> WORK TO DO
Could every line of the data be printed exactly as it reads?

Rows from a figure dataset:
* * *

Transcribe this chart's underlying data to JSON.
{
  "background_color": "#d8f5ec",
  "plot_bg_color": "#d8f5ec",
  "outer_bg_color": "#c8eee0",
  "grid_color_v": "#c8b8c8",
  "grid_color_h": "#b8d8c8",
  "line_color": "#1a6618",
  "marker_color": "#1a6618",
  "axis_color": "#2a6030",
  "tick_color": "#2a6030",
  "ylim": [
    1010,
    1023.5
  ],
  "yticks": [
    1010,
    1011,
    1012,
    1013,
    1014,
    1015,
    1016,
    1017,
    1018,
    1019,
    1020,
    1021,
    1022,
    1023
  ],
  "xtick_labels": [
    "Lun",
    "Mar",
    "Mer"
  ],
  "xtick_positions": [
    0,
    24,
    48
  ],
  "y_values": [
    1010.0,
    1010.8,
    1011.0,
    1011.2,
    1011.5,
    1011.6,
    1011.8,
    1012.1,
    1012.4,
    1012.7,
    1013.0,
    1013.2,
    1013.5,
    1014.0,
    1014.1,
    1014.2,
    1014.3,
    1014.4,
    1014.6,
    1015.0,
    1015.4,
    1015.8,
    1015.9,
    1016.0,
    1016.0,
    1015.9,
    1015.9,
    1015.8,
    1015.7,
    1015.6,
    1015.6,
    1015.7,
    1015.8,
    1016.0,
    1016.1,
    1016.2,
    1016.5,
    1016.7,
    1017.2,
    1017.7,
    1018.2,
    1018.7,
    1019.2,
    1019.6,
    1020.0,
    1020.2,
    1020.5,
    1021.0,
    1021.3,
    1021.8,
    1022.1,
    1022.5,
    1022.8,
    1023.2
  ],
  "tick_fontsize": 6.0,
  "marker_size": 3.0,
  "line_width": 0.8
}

* * *

> SOLVED PROBLEM
Transcribe this chart's underlying data to JSON.
{
  "background_color": "#d8f5ec",
  "plot_bg_color": "#d8f5ec",
  "outer_bg_color": "#c8eee0",
  "grid_color_v": "#c8b8c8",
  "grid_color_h": "#b8d8c8",
  "line_color": "#1a6618",
  "marker_color": "#1a6618",
  "axis_color": "#2a6030",
  "tick_color": "#2a6030",
  "ylim": [
    1010,
    1023.5
  ],
  "yticks": [
    1010,
    1011,
    1012,
    1013,
    1014,
    1015,
    1016,
    1017,
    1018,
    1019,
    1020,
    1021,
    1022,
    1023
  ],
  "xtick_labels": [
    "Lun",
    "Mar",
    "Mer"
  ],
  "xtick_positions": [
    0,
    24,
    48
  ],
  "y_values": [
    1010.0,
    1010.8,
    1011.0,
    1011.2,
    1011.5,
    1011.6,
    1011.8,
    1012.1,
    1012.4,
    1012.7,
    1013.0,
    1013.2,
    1013.5,
    1014.0,
    1014.1,
    1014.2,
    1014.3,
    1014.4,
    1014.6,
    1015.0,
    1015.4,
    1015.8,
    1015.9,
    1016.0,
    1016.0,
    1015.9,
    1015.9,
    1015.8,
    1015.7,
    1015.6,
    1015.6,
    1015.7,
    1015.8,
    1016.0,
    1016.1,
    1016.2,
    1016.5,
    1016.7,
    1017.2,
    1017.7,
    1018.2,
    1018.7,
    1019.2,
    1019.6,
    1020.0,
    1020.2,
    1020.5,
    1021.0,
    1021.3,
    1021.8,
    1022.1,
    1022.5,
    1022.8,
    1023.2
  ],
  "tick_fontsize": 6.0,
  "marker_size": 3.0,
  "line_width": 0.8
}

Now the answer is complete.